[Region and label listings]

────────────────────────────────────────

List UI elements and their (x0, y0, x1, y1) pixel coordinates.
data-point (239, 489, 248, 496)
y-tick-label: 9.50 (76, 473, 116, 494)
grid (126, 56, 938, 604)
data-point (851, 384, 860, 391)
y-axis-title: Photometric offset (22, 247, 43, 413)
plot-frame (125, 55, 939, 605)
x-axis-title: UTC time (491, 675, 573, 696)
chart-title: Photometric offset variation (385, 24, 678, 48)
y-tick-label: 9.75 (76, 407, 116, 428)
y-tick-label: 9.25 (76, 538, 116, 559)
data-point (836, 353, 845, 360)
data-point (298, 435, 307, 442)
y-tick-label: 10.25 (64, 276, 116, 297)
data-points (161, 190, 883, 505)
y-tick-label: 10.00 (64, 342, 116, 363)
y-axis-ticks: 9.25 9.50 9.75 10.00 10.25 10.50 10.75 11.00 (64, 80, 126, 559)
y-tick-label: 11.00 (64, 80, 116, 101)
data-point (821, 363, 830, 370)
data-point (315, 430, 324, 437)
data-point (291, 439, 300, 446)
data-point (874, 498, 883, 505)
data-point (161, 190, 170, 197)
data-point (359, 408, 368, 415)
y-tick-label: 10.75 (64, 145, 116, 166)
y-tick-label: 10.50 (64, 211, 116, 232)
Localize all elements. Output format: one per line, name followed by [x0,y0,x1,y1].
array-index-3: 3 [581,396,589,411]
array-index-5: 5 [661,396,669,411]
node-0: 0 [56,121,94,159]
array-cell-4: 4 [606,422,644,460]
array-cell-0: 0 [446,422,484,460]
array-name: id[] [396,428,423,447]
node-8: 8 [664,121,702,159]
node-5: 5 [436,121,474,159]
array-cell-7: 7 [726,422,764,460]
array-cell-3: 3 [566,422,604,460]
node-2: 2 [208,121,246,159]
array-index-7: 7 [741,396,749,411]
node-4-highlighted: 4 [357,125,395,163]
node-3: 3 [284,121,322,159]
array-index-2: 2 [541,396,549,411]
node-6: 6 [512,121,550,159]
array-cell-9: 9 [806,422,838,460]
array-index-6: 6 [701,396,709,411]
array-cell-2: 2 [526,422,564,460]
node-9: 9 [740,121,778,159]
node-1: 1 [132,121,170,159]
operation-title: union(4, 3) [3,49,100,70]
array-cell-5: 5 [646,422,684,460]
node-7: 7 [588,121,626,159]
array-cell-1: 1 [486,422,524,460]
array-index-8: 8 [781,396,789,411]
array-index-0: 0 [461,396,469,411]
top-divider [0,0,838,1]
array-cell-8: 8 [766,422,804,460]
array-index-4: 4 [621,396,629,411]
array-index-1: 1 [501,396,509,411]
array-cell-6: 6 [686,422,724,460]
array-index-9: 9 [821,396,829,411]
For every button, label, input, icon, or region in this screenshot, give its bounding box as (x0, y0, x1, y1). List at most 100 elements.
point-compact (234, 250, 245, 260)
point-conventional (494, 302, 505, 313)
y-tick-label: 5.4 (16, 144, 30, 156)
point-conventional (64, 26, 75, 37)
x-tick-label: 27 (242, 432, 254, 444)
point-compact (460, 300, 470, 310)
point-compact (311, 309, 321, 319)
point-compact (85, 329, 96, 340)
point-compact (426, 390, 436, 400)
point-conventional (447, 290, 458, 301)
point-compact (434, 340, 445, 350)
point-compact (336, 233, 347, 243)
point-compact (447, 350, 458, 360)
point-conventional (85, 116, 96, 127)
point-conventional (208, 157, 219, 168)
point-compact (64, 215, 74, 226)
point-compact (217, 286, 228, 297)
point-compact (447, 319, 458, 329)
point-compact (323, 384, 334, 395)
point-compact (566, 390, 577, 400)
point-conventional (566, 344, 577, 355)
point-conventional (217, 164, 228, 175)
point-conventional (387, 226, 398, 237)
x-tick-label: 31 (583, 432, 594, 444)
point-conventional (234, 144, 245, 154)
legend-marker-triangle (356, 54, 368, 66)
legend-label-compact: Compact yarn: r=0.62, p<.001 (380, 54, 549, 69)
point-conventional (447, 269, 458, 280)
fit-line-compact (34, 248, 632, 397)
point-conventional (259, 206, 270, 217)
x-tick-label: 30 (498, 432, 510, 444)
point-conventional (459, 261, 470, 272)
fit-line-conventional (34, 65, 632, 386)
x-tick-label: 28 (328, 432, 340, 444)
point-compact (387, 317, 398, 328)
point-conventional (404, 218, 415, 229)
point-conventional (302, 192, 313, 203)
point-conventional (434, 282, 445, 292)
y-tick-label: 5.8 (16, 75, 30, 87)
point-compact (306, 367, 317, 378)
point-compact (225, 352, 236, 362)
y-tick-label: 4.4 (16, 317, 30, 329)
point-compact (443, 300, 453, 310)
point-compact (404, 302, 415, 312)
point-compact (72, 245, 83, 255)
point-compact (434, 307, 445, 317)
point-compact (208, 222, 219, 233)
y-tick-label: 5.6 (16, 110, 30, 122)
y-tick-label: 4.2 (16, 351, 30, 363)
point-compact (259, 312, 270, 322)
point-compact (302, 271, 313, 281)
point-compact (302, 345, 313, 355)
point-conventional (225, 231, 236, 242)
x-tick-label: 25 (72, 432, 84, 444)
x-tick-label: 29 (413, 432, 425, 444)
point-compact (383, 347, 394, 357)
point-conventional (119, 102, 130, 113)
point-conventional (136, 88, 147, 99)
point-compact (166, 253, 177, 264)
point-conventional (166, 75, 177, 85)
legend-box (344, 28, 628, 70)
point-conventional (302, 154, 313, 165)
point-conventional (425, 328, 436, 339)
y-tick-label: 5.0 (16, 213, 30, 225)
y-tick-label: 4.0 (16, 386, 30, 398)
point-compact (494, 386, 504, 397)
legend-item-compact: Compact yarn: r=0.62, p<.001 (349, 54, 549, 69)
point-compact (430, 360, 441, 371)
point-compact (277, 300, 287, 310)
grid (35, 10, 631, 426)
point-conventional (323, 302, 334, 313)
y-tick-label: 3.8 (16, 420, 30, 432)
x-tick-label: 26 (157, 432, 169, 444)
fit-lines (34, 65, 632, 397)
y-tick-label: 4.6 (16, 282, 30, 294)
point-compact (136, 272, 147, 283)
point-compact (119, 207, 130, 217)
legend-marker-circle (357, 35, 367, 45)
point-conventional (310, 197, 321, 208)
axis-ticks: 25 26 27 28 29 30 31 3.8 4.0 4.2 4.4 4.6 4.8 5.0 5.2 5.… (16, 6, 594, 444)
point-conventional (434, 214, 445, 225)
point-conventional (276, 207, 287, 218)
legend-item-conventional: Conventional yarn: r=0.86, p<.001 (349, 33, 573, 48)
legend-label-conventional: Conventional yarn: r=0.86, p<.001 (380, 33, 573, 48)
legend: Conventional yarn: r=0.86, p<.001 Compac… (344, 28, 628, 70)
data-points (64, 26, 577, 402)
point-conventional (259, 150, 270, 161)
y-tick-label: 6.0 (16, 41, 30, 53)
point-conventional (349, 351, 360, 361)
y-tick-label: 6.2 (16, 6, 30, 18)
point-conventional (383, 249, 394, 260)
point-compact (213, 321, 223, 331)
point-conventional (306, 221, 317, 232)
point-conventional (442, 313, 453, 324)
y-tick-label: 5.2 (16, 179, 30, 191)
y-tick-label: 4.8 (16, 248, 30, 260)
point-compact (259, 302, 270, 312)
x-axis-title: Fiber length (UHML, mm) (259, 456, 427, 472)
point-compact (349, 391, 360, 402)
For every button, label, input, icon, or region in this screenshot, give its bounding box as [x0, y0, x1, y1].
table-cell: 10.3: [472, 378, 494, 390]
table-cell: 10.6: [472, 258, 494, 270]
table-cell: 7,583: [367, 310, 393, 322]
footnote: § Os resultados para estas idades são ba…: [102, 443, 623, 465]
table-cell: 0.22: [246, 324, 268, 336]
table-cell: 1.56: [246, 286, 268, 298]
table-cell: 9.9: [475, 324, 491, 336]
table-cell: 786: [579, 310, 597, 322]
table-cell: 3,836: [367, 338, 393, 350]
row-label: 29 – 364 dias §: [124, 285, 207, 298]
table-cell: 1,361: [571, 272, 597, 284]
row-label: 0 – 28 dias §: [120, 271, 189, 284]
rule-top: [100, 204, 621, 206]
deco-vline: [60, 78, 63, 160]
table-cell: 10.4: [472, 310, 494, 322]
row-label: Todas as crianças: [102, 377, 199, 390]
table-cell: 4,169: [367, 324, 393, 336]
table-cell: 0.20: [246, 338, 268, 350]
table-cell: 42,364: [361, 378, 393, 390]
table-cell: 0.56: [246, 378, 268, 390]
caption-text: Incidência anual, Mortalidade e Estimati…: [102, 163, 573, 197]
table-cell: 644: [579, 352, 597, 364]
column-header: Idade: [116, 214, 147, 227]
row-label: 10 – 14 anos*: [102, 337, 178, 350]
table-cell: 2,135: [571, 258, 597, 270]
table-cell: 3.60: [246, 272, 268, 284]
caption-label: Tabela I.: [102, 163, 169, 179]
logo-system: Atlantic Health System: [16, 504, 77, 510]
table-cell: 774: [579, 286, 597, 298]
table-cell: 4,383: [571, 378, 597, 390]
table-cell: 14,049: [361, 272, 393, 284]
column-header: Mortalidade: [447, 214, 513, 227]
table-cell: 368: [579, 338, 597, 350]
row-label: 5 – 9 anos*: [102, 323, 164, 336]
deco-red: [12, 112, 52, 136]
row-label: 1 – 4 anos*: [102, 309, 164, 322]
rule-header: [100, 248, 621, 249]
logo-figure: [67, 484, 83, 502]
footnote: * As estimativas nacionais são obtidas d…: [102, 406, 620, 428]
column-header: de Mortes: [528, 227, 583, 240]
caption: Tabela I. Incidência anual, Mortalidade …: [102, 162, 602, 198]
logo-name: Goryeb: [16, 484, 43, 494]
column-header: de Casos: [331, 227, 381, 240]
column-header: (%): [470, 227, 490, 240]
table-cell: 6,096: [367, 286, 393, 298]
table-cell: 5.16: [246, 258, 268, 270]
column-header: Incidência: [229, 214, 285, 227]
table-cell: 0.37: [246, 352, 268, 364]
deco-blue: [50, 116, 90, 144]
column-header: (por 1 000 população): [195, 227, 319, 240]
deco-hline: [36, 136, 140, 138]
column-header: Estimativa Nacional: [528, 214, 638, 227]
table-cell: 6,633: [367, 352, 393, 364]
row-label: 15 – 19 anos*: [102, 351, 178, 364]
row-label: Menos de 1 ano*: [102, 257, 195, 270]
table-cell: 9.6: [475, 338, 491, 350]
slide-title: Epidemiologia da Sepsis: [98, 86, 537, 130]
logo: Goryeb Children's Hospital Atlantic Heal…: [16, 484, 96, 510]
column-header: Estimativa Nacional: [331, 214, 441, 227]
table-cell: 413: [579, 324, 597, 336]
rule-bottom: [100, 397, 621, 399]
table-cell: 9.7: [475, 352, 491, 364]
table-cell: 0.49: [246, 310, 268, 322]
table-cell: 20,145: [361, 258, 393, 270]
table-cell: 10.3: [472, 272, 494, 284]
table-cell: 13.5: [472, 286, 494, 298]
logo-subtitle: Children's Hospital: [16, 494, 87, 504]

────────────────────────────────────────

# WHAT IS NEEDED
Copy the rows word for word, starting with the first row and going on through the row that contains "node-4-highlighted: 4 [357,125,395,163]".

# SOLUTION
List UI elements and their (x0, y0, x1, y1) pixel coordinates.
data-point (239, 489, 248, 496)
y-tick-label: 9.50 (76, 473, 116, 494)
grid (126, 56, 938, 604)
data-point (851, 384, 860, 391)
y-axis-title: Photometric offset (22, 247, 43, 413)
plot-frame (125, 55, 939, 605)
x-axis-title: UTC time (491, 675, 573, 696)
chart-title: Photometric offset variation (385, 24, 678, 48)
y-tick-label: 9.75 (76, 407, 116, 428)
y-tick-label: 9.25 (76, 538, 116, 559)
data-point (836, 353, 845, 360)
data-point (298, 435, 307, 442)
y-tick-label: 10.25 (64, 276, 116, 297)
data-points (161, 190, 883, 505)
y-tick-label: 10.00 (64, 342, 116, 363)
y-axis-ticks: 9.25 9.50 9.75 10.00 10.25 10.50 10.75 11.00 (64, 80, 126, 559)
y-tick-label: 11.00 (64, 80, 116, 101)
data-point (821, 363, 830, 370)
data-point (315, 430, 324, 437)
data-point (291, 439, 300, 446)
data-point (874, 498, 883, 505)
data-point (161, 190, 170, 197)
data-point (359, 408, 368, 415)
y-tick-label: 10.75 (64, 145, 116, 166)
y-tick-label: 10.50 (64, 211, 116, 232)
Localize all elements. Output format: one per line, name followed by [x0,y0,x1,y1].
array-index-3: 3 [581,396,589,411]
array-index-5: 5 [661,396,669,411]
node-0: 0 [56,121,94,159]
array-cell-4: 4 [606,422,644,460]
array-cell-0: 0 [446,422,484,460]
array-name: id[] [396,428,423,447]
node-8: 8 [664,121,702,159]
node-5: 5 [436,121,474,159]
array-cell-7: 7 [726,422,764,460]
array-cell-3: 3 [566,422,604,460]
node-2: 2 [208,121,246,159]
array-index-7: 7 [741,396,749,411]
node-4-highlighted: 4 [357,125,395,163]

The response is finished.